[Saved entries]
>> Begin

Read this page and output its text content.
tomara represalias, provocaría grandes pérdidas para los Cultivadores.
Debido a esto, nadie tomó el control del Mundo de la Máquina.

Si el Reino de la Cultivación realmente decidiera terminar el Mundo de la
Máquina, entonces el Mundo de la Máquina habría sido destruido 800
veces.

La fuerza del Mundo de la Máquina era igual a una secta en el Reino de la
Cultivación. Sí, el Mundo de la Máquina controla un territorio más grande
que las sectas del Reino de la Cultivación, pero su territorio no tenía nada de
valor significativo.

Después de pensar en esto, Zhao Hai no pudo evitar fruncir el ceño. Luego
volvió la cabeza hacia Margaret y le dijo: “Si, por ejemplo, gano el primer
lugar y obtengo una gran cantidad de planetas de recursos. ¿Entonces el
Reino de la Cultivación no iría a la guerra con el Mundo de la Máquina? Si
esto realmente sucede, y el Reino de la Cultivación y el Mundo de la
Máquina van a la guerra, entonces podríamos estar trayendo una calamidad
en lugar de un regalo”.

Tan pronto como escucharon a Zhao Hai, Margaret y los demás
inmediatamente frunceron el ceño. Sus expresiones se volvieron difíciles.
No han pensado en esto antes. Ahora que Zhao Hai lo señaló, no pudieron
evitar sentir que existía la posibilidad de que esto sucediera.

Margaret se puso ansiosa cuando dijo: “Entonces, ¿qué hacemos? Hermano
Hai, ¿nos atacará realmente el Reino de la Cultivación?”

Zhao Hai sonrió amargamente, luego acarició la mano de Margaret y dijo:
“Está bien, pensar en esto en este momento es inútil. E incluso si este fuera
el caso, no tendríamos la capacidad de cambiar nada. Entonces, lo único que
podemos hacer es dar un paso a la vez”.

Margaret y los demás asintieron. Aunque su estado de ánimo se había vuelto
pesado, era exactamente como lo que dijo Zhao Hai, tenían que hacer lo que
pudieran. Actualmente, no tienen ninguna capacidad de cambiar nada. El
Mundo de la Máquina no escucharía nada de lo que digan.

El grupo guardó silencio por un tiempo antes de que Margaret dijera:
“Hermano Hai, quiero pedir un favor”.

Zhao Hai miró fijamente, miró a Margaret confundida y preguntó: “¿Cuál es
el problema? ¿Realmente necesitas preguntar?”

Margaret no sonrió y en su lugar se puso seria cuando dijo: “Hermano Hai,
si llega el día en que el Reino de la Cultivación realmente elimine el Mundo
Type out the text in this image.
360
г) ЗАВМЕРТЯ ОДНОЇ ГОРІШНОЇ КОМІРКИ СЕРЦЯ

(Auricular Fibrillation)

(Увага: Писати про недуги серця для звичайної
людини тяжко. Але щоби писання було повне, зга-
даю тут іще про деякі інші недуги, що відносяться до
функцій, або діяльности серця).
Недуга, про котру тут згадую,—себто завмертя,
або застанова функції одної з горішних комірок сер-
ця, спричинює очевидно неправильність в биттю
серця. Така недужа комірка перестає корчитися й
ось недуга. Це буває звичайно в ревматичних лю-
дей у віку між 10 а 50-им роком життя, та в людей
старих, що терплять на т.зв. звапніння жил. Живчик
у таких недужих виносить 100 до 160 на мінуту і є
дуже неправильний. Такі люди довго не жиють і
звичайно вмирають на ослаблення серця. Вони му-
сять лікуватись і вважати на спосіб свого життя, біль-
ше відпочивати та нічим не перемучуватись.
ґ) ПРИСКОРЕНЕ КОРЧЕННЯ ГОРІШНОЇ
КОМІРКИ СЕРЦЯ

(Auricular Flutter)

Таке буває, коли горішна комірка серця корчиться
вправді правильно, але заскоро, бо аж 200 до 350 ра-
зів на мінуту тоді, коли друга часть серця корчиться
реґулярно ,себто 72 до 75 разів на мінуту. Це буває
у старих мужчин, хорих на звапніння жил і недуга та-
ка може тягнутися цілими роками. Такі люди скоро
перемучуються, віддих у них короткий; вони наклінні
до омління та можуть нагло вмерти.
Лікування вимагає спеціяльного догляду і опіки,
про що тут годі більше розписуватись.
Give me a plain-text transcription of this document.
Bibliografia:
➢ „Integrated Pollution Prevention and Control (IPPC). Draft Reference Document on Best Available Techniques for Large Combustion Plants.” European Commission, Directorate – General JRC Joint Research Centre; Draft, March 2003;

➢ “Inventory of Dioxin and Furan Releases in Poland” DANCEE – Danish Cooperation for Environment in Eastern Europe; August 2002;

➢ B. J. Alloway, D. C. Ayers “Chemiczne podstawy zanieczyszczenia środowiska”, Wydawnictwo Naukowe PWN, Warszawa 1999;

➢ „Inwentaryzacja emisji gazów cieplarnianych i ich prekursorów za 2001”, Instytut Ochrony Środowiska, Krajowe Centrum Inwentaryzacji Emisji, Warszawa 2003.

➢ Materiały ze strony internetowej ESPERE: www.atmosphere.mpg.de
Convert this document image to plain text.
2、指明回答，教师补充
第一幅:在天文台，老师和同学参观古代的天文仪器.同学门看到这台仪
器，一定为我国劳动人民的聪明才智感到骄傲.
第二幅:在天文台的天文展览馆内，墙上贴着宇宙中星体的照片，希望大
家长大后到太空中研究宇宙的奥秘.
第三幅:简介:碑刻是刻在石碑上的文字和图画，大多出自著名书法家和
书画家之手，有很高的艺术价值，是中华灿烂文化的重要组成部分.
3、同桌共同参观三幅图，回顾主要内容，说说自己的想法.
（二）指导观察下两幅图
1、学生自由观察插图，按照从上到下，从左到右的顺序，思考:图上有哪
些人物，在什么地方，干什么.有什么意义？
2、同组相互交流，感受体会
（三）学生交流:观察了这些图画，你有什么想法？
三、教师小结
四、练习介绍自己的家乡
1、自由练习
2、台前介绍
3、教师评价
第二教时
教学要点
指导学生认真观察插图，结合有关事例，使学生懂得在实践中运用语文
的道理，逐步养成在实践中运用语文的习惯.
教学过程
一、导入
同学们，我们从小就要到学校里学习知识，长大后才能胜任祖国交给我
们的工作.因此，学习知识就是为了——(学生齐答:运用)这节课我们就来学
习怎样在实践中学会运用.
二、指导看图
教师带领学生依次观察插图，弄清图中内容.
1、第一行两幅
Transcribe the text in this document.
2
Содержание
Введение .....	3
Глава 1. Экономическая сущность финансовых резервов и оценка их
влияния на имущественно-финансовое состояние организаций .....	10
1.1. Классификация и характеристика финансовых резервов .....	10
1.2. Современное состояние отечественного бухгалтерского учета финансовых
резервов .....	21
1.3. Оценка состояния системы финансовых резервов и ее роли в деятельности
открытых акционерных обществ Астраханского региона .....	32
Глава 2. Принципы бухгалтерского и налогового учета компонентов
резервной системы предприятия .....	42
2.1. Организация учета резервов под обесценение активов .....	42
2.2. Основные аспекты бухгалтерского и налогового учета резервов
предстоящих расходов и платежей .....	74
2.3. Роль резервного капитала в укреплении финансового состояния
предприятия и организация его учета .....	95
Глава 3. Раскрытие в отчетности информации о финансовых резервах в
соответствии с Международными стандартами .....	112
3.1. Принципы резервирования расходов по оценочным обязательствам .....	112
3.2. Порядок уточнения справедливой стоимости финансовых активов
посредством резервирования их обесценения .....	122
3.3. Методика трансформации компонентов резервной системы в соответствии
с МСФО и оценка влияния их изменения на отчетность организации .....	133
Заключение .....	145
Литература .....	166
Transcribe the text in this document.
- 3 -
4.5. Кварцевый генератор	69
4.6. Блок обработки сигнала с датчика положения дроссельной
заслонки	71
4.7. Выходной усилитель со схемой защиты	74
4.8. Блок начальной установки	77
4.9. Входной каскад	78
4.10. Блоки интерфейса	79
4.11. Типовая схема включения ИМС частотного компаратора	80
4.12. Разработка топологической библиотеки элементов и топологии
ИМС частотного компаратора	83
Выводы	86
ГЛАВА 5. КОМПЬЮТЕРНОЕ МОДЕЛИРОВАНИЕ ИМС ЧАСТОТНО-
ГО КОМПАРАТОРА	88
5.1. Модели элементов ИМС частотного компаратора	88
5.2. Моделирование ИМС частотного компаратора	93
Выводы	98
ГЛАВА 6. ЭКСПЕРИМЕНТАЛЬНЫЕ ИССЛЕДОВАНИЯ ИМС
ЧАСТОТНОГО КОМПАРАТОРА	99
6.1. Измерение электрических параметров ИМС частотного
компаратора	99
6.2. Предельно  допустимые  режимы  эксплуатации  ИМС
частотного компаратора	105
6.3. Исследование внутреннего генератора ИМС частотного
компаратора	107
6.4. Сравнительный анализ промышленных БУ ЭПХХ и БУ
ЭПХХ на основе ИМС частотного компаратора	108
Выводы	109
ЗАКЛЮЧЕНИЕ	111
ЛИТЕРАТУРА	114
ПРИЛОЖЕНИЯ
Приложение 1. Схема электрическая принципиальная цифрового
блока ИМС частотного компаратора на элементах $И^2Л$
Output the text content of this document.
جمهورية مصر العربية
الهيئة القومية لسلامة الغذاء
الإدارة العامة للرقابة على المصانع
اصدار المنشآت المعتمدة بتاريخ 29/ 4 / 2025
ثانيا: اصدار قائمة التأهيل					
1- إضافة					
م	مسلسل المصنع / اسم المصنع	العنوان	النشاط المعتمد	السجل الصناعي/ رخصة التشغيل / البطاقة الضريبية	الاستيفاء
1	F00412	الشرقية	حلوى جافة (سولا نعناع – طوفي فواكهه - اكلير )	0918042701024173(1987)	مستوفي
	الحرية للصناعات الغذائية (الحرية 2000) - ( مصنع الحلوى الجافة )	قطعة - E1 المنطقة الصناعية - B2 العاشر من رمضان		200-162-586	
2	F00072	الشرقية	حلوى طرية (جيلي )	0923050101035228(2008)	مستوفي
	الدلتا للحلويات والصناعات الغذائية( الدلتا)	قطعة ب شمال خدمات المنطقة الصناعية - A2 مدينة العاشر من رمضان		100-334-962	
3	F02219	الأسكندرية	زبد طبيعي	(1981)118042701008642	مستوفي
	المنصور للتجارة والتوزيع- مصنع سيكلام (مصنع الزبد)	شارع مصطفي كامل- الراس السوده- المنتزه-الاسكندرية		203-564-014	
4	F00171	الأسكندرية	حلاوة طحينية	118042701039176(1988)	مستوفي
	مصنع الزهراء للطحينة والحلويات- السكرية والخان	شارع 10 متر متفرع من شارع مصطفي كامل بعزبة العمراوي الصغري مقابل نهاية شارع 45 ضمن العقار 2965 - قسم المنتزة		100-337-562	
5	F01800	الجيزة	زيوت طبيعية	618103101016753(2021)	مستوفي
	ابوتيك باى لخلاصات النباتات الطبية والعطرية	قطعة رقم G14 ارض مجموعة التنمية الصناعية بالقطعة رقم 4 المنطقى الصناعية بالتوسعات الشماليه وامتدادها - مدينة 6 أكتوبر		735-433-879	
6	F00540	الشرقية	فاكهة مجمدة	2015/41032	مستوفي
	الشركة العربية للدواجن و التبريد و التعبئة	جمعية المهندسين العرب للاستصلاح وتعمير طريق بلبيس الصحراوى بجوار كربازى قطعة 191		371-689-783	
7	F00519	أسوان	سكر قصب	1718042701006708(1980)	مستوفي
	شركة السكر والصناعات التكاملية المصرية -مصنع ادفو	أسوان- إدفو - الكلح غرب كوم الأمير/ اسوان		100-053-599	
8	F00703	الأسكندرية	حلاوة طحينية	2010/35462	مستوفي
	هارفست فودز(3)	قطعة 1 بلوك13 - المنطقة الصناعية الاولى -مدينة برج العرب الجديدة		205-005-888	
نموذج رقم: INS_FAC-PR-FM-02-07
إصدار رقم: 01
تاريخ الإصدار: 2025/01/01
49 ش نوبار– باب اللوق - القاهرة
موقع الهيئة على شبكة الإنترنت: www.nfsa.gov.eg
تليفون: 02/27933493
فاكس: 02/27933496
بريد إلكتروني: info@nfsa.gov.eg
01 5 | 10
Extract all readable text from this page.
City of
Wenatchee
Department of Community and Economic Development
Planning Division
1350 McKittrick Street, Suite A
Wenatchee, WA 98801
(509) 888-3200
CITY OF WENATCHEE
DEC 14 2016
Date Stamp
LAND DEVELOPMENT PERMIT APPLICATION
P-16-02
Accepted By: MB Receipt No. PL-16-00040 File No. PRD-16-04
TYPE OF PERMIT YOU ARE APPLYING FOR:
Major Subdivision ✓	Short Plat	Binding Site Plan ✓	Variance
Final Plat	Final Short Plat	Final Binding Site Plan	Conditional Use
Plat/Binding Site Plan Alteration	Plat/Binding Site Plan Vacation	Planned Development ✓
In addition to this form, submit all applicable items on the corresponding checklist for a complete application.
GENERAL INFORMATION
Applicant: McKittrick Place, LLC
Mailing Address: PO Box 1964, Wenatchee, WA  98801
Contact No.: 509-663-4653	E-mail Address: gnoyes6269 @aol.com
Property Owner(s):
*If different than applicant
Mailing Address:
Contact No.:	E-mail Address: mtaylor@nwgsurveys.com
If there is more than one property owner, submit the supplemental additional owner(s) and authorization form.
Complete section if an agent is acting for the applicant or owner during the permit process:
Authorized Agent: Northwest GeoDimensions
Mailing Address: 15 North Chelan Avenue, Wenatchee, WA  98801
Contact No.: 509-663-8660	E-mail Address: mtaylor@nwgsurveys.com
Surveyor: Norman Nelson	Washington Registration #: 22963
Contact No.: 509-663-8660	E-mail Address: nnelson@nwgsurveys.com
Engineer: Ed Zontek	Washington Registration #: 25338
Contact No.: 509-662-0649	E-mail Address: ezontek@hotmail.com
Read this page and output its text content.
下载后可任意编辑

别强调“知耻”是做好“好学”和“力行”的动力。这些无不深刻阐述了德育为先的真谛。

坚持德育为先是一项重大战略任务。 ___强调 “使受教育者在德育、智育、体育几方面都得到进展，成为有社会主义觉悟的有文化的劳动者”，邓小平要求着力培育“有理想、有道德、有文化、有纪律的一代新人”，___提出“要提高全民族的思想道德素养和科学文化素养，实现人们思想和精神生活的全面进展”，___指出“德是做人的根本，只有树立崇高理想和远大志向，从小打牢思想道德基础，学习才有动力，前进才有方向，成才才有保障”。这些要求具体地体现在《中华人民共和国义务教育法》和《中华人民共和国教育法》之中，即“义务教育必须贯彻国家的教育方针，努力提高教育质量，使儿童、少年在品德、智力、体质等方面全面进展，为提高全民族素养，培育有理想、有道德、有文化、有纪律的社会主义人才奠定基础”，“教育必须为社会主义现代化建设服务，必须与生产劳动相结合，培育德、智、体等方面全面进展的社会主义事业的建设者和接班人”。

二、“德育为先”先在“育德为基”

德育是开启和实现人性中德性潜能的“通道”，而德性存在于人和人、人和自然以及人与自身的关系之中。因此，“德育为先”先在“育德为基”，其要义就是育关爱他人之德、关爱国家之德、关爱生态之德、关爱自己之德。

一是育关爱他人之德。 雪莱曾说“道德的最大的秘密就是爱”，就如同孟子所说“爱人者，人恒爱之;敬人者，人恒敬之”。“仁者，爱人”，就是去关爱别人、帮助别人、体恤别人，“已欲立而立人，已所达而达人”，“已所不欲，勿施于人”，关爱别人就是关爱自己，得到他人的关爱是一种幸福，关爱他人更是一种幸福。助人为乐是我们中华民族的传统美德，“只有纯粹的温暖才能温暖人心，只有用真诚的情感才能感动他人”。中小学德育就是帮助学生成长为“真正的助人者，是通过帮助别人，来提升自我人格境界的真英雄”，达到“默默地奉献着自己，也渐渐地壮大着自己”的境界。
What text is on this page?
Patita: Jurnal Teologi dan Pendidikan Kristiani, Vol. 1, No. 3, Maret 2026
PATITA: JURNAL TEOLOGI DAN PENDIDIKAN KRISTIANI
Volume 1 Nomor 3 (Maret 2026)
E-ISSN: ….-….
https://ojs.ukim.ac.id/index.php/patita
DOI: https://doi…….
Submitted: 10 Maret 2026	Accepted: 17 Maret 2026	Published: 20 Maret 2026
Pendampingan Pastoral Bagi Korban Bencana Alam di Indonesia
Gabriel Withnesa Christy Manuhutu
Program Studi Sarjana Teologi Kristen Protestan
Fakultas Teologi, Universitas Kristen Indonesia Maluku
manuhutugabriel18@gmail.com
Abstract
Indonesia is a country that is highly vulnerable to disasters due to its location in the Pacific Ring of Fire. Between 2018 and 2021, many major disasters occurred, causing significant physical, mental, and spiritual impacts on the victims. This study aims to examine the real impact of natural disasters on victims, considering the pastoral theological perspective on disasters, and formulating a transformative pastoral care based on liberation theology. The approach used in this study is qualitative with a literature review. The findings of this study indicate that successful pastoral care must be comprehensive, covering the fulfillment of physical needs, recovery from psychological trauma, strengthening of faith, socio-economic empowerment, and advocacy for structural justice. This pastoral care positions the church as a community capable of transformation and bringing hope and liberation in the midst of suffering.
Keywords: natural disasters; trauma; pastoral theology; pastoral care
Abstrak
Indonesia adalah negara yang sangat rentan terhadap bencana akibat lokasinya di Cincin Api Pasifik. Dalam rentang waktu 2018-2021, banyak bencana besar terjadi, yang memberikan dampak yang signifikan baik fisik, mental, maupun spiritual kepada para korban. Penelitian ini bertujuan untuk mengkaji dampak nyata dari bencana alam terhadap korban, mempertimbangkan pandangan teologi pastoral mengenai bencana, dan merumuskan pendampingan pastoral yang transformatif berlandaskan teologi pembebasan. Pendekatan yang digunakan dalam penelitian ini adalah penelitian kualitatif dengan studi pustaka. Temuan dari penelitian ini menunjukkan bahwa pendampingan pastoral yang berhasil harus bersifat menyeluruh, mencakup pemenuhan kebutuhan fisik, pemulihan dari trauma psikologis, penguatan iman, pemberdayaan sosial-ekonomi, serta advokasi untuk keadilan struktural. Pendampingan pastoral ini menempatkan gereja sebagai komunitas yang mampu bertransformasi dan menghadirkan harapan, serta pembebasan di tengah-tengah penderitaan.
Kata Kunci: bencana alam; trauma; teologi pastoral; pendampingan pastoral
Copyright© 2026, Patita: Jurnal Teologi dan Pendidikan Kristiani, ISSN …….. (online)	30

>> End

— Exercise brief —
Within the listing above, work out how many lines contain the string "Такі", and reply with that number only.

— Solution below —
2